_Records provided_
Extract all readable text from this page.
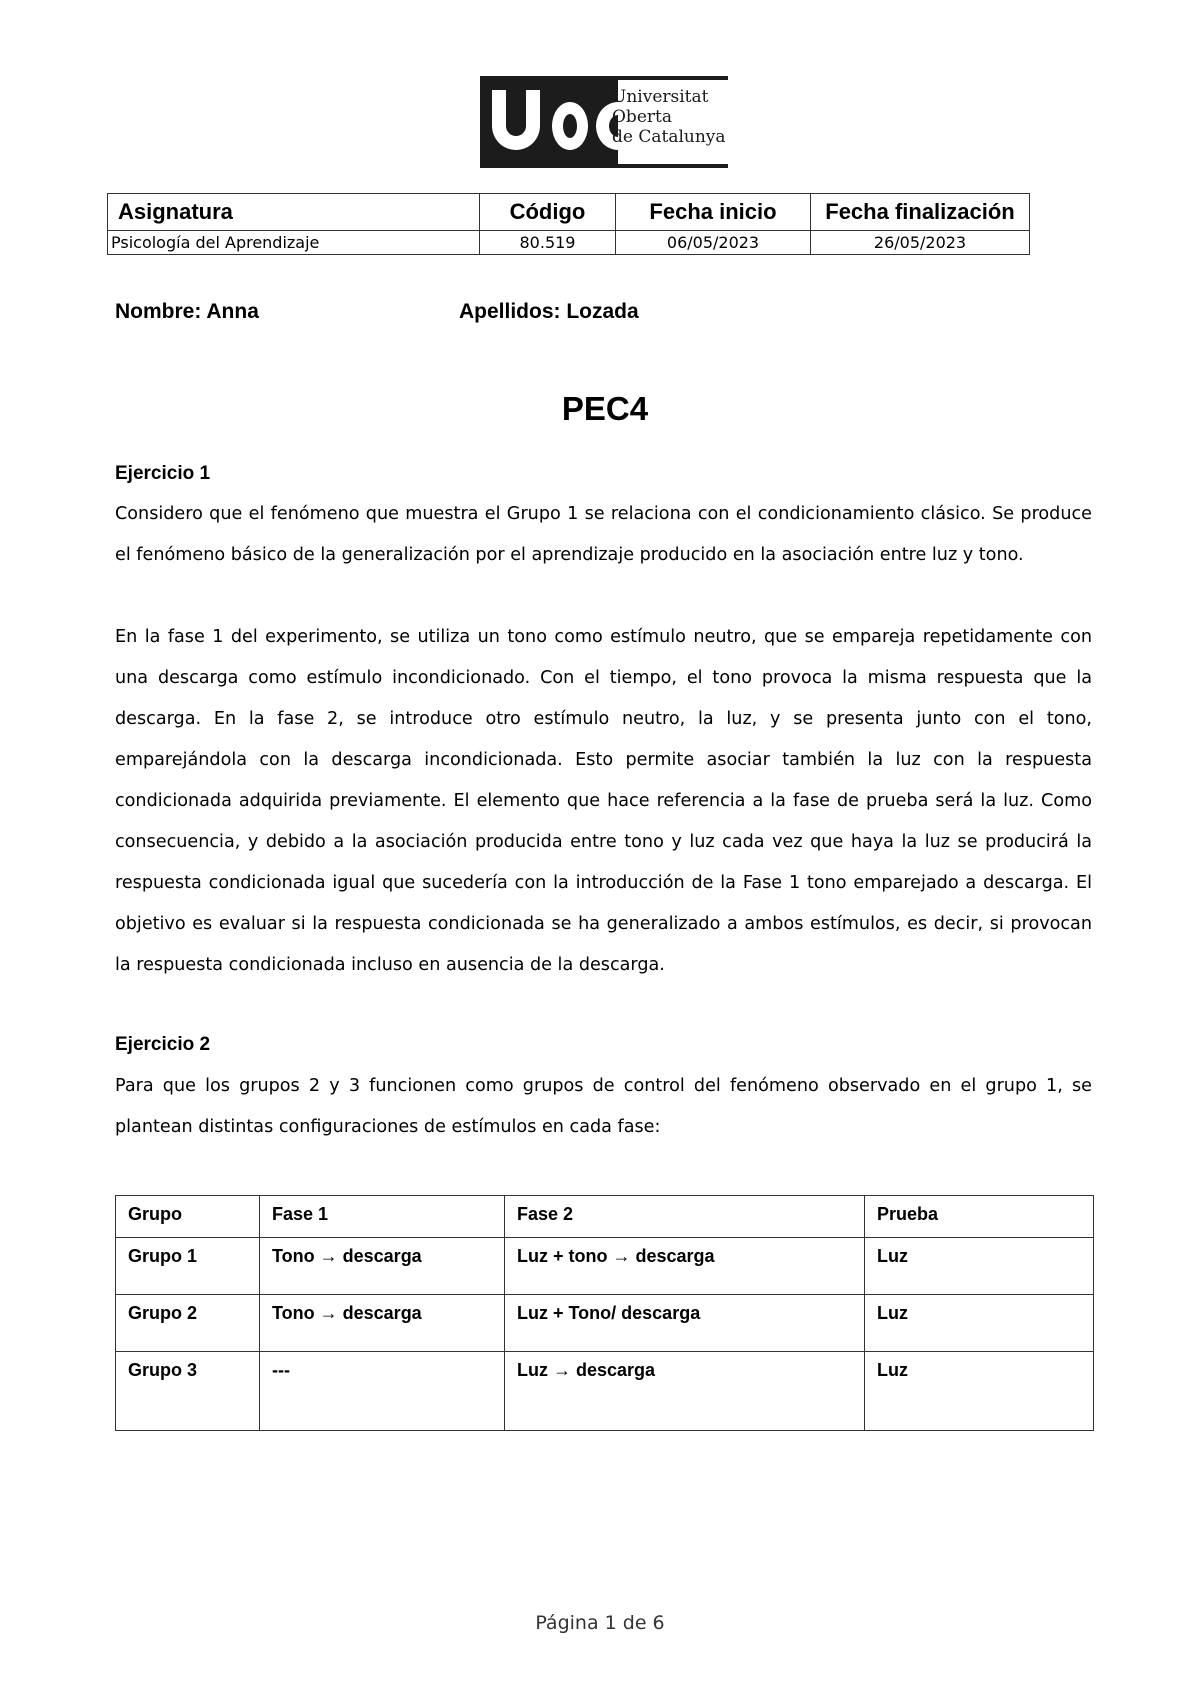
Universitat
Oberta
de Catalunya
Asignatura	Código	Fecha inicio	Fecha finalización
Psicología del Aprendizaje	80.519	06/05/2023	26/05/2023
Nombre: Anna	Apellidos: Lozada
PEC4
Ejercicio 1

Considero que el fenómeno que muestra el Grupo 1 se relaciona con el condicionamiento clásico. Se produce el fenómeno básico de la generalización por el aprendizaje producido en la asociación entre luz y tono.

En la fase 1 del experimento, se utiliza un tono como estímulo neutro, que se empareja repetidamente con una descarga como estímulo incondicionado. Con el tiempo, el tono provoca la misma respuesta que la descarga. En la fase 2, se introduce otro estímulo neutro, la luz, y se presenta junto con el tono, emparejándola con la descarga incondicionada. Esto permite asociar también la luz con la respuesta condicionada adquirida previamente. El elemento que hace referencia a la fase de prueba será la luz. Como consecuencia, y debido a la asociación producida entre tono y luz cada vez que haya la luz se producirá la respuesta condicionada igual que sucedería con la introducción de la Fase 1 tono emparejado a descarga. El objetivo es evaluar si la respuesta condicionada se ha generalizado a ambos estímulos, es decir, si provocan la respuesta condicionada incluso en ausencia de la descarga.

Ejercicio 2

Para que los grupos 2 y 3 funcionen como grupos de control del fenómeno observado en el grupo 1, se plantean distintas configuraciones de estímulos en cada fase:

Grupo	Fase 1	Fase 2	Prueba
Grupo 1	Tono → descarga	Luz + tono → descarga	Luz
Grupo 2	Tono → descarga	Luz + Tono/ descarga	Luz
Grupo 3	---	Luz → descarga	Luz
Página 1 de 6
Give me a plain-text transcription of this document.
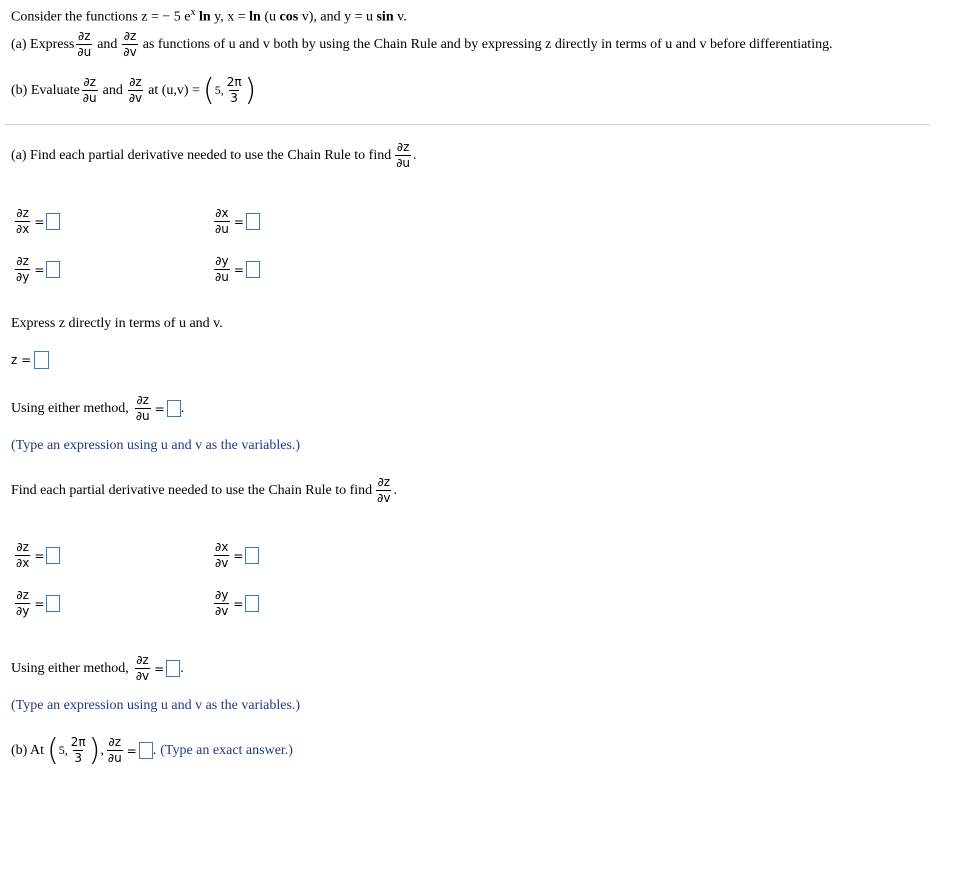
Consider the functions z = − 5 $e^x$ ln y, x = ln (u cos v), and y = u sin v.
(a) Express $\frac{\partial z}{\partial u}$ and $\frac{\partial z}{\partial v}$ as functions of u and v both by using the Chain Rule and by expressing z directly in terms of u and v before differentiating.
(b) Evaluate $\frac{\partial z}{\partial u}$ and $\frac{\partial z}{\partial v}$ at (u,v) = ( 5, $\frac{2\pi}{3}$ )
(a) Find each partial derivative needed to use the Chain Rule to find $\frac{\partial z}{\partial u}$ .
$\frac{\partial z}{\partial x}$ =	$\frac{\partial x}{\partial u}$ =
$\frac{\partial z}{\partial y}$ =	$\frac{\partial y}{\partial u}$ =
Express z directly in terms of u and v.
z =
Using either method, $\frac{\partial z}{\partial u}$ = .
(Type an expression using u and v as the variables.)
Find each partial derivative needed to use the Chain Rule to find $\frac{\partial z}{\partial v}$ .
$\frac{\partial z}{\partial x}$ =	$\frac{\partial x}{\partial v}$ =
$\frac{\partial z}{\partial y}$ =	$\frac{\partial y}{\partial v}$ =
Using either method, $\frac{\partial z}{\partial v}$ = .
(Type an expression using u and v as the variables.)
(b) At ( 5, $\frac{2\pi}{3}$ ) , $\frac{\partial z}{\partial u}$ = . (Type an exact answer.)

_Exercise details_
Go through the records above and copy every line with the word "functions".

_Complete output_
Consider the functions z = − 5 $e^x$ ln y, x = ln (u cos v), and y = u sin v.
(a) Express $\frac{\partial z}{\partial u}$ and $\frac{\partial z}{\partial v}$ as functions of u and v both by using the Chain Rule and by expressing z directly in terms of u and v before differentiating.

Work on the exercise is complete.